- Task objective
Your task is to output the entries below word for word.

- Stored rows
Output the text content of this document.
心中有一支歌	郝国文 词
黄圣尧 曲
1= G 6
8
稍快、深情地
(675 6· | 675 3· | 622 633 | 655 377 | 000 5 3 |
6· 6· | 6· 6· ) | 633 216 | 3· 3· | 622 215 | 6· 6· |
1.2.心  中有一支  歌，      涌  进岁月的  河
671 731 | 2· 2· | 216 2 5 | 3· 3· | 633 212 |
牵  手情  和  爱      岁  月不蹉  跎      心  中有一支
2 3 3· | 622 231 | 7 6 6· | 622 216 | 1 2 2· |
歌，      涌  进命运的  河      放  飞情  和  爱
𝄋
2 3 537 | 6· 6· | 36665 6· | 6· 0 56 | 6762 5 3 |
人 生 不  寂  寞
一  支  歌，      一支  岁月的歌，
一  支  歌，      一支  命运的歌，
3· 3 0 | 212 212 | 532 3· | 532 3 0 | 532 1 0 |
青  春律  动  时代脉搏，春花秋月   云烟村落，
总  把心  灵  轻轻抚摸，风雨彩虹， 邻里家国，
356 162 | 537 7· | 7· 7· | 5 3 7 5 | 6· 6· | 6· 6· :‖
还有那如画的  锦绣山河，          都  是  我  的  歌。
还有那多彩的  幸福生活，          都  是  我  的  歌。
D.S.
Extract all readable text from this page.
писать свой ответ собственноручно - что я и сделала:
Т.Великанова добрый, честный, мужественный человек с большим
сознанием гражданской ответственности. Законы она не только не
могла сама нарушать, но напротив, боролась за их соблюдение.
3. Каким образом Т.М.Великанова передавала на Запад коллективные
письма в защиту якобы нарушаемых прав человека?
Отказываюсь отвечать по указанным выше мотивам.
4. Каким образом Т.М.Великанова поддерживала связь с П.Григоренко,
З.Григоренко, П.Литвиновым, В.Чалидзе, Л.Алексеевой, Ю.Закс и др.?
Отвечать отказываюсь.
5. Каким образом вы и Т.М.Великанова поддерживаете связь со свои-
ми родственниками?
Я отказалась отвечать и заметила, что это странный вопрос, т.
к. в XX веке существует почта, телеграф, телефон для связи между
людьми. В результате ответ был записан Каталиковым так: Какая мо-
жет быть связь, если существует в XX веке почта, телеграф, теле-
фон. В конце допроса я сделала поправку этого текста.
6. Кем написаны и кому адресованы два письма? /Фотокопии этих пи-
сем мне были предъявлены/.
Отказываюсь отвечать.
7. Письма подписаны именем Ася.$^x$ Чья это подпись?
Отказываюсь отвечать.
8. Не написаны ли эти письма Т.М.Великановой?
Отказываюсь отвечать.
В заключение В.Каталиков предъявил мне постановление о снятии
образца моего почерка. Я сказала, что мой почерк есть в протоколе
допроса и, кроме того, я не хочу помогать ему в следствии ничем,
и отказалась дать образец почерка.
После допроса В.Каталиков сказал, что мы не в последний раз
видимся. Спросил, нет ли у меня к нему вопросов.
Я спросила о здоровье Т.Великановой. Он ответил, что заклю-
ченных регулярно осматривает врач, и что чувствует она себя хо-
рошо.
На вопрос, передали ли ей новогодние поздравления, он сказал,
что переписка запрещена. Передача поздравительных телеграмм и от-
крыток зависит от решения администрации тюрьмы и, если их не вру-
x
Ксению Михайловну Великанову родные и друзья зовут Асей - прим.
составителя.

- Solution for this problem
Output the text content of this document.
心中有一支歌	郝国文 词
黄圣尧 曲
1= G 6
8
稍快、深情地
(675 6· | 675 3· | 622 633 | 655 377 | 000 5 3 |
6· 6· | 6· 6· ) | 633 216 | 3· 3· | 622 215 | 6· 6· |
1.2.心  中有一支  歌，      涌  进岁月的  河
671 731 | 2· 2· | 216 2 5 | 3· 3· | 633 212 |
牵  手情  和  爱      岁  月不蹉  跎      心  中有一支
2 3 3· | 622 231 | 7 6 6· | 622 216 | 1 2 2· |
歌，      涌  进命运的  河      放  飞情  和  爱
𝄋
2 3 537 | 6· 6· | 36665 6· | 6· 0 56 | 6762 5 3 |
人 生 不  寂  寞
一  支  歌，      一支  岁月的歌，
一  支  歌，      一支  命运的歌，
3· 3 0 | 212 212 | 532 3· | 532 3 0 | 532 1 0 |
青  春律  动  时代脉搏，春花秋月   云烟村落，
总  把心  灵  轻轻抚摸，风雨彩虹， 邻里家国，
356 162 | 537 7· | 7· 7· | 5 3 7 5 | 6· 6· | 6· 6· :‖
还有那如画的  锦绣山河，          都  是  我  的  歌。
还有那多彩的  幸福生活，          都  是  我  的  歌。
D.S.
Extract all readable text from this page.
писать свой ответ собственноручно - что я и сделала:
Т.Великанова добрый, честный, мужественный человек с большим
сознанием гражданской ответственности. Законы она не только не
могла сама нарушать, но напротив, боролась за их соблюдение.
3. Каким образом Т.М.Великанова передавала на Запад коллективные
письма в защиту якобы нарушаемых прав человека?
Отказываюсь отвечать по указанным выше мотивам.
4. Каким образом Т.М.Великанова поддерживала связь с П.Григоренко,
З.Григоренко, П.Литвиновым, В.Чалидзе, Л.Алексеевой, Ю.Закс и др.?
Отвечать отказываюсь.
5. Каким образом вы и Т.М.Великанова поддерживаете связь со свои-
ми родственниками?
Я отказалась отвечать и заметила, что это странный вопрос, т.
к. в XX веке существует почта, телеграф, телефон для связи между
людьми. В результате ответ был записан Каталиковым так: Какая мо-
жет быть связь, если существует в XX веке почта, телеграф, теле-
фон. В конце допроса я сделала поправку этого текста.
6. Кем написаны и кому адресованы два письма? /Фотокопии этих пи-
сем мне были предъявлены/.
Отказываюсь отвечать.
7. Письма подписаны именем Ася.$^x$ Чья это подпись?
Отказываюсь отвечать.
8. Не написаны ли эти письма Т.М.Великановой?
Отказываюсь отвечать.
В заключение В.Каталиков предъявил мне постановление о снятии
образца моего почерка. Я сказала, что мой почерк есть в протоколе
допроса и, кроме того, я не хочу помогать ему в следствии ничем,
и отказалась дать образец почерка.
После допроса В.Каталиков сказал, что мы не в последний раз
видимся. Спросил, нет ли у меня к нему вопросов.
Я спросила о здоровье Т.Великановой. Он ответил, что заклю-
ченных регулярно осматривает врач, и что чувствует она себя хо-
рошо.
На вопрос, передали ли ей новогодние поздравления, он сказал,
что переписка запрещена. Передача поздравительных телеграмм и от-
крыток зависит от решения администрации тюрьмы и, если их не вру-
x
Ксению Михайловну Великанову родные и друзья зовут Асей - прим.
составителя.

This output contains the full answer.